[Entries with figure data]
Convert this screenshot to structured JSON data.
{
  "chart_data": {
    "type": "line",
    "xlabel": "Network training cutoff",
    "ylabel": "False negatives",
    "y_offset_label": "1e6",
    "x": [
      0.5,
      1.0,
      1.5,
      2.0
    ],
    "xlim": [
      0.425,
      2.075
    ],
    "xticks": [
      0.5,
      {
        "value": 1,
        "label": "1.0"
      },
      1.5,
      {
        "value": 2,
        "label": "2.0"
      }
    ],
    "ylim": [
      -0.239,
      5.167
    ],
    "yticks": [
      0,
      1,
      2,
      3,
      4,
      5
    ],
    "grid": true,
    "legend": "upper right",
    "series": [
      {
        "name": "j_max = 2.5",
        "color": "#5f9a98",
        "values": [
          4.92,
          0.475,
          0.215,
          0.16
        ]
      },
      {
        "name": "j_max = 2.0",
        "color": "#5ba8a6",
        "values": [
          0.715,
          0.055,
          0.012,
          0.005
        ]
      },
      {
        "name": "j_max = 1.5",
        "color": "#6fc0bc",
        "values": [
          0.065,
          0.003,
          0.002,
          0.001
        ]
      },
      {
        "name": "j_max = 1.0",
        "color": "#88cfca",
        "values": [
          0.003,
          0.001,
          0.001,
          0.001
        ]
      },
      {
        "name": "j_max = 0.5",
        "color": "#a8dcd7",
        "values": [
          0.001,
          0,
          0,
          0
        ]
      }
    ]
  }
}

# [DIRECTIVE]
Your task is to repeat the data exactly; please include every line.

# [ANSWER BELOW]
Convert this screenshot to structured JSON data.
{
  "chart_data": {
    "type": "line",
    "xlabel": "Network training cutoff",
    "ylabel": "False negatives",
    "y_offset_label": "1e6",
    "x": [
      0.5,
      1.0,
      1.5,
      2.0
    ],
    "xlim": [
      0.425,
      2.075
    ],
    "xticks": [
      0.5,
      {
        "value": 1,
        "label": "1.0"
      },
      1.5,
      {
        "value": 2,
        "label": "2.0"
      }
    ],
    "ylim": [
      -0.239,
      5.167
    ],
    "yticks": [
      0,
      1,
      2,
      3,
      4,
      5
    ],
    "grid": true,
    "legend": "upper right",
    "series": [
      {
        "name": "j_max = 2.5",
        "color": "#5f9a98",
        "values": [
          4.92,
          0.475,
          0.215,
          0.16
        ]
      },
      {
        "name": "j_max = 2.0",
        "color": "#5ba8a6",
        "values": [
          0.715,
          0.055,
          0.012,
          0.005
        ]
      },
      {
        "name": "j_max = 1.5",
        "color": "#6fc0bc",
        "values": [
          0.065,
          0.003,
          0.002,
          0.001
        ]
      },
      {
        "name": "j_max = 1.0",
        "color": "#88cfca",
        "values": [
          0.003,
          0.001,
          0.001,
          0.001
        ]
      },
      {
        "name": "j_max = 0.5",
        "color": "#a8dcd7",
        "values": [
          0.001,
          0,
          0,
          0
        ]
      }
    ]
  }
}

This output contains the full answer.